#### [THE REQUEST]
Copy every line of the following data that includes the string "document".
## begin DATA IN THIS EXERCISE
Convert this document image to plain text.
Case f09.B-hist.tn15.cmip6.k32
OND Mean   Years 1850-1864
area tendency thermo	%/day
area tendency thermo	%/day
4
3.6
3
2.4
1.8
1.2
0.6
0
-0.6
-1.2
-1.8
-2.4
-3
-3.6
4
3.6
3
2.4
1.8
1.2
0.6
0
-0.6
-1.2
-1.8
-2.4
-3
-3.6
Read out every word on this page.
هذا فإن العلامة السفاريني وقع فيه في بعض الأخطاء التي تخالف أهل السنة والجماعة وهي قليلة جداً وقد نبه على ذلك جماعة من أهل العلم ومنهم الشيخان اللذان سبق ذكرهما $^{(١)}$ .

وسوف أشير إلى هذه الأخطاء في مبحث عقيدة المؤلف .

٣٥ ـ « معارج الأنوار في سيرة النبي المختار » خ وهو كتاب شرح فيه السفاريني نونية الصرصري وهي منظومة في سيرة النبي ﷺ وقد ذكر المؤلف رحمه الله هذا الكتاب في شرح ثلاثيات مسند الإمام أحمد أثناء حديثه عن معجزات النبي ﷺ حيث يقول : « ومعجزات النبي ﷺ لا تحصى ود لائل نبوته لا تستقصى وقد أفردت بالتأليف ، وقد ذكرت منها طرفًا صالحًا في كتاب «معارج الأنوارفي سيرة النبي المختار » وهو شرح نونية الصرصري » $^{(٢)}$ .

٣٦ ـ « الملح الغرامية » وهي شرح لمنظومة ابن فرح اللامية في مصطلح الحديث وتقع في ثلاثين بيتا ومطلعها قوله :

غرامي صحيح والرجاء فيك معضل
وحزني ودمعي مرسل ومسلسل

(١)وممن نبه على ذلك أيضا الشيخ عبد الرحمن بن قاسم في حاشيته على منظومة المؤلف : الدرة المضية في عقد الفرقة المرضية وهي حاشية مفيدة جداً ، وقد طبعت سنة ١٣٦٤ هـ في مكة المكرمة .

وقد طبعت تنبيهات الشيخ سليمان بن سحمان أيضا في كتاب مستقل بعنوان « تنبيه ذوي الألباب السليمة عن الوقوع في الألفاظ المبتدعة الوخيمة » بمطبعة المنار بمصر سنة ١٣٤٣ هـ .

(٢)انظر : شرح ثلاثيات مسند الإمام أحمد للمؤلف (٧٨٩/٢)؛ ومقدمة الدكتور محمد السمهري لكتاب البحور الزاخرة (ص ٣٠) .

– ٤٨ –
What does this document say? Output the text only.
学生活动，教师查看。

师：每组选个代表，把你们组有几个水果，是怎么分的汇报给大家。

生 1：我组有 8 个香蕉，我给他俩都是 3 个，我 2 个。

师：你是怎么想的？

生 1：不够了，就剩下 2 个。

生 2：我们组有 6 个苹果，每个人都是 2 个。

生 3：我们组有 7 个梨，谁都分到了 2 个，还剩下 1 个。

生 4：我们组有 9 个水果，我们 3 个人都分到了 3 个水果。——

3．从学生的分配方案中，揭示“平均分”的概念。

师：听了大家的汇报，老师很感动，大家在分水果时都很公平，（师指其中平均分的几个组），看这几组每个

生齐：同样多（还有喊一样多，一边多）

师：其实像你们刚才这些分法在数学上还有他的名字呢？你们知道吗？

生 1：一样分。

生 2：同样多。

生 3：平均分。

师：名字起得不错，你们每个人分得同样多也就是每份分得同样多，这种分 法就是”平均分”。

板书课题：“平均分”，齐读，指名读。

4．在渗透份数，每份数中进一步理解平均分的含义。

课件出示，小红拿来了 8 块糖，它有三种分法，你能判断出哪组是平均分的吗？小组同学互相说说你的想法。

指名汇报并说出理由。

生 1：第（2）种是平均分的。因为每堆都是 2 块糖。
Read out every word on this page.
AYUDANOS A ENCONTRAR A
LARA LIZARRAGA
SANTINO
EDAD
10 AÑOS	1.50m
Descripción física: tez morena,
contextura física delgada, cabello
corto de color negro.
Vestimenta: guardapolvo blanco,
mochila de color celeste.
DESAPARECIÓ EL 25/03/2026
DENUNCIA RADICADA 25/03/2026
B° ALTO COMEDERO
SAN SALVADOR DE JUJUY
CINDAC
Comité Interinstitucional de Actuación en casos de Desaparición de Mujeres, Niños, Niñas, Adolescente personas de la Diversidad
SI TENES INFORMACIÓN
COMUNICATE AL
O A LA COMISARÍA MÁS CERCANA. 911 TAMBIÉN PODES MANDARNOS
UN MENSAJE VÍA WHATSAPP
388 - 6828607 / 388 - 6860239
## end DATA IN THIS EXERCISE
#### [ANSWER TO THE EXERCISE]
Convert this document image to plain text.
What does this document say? Output the text only.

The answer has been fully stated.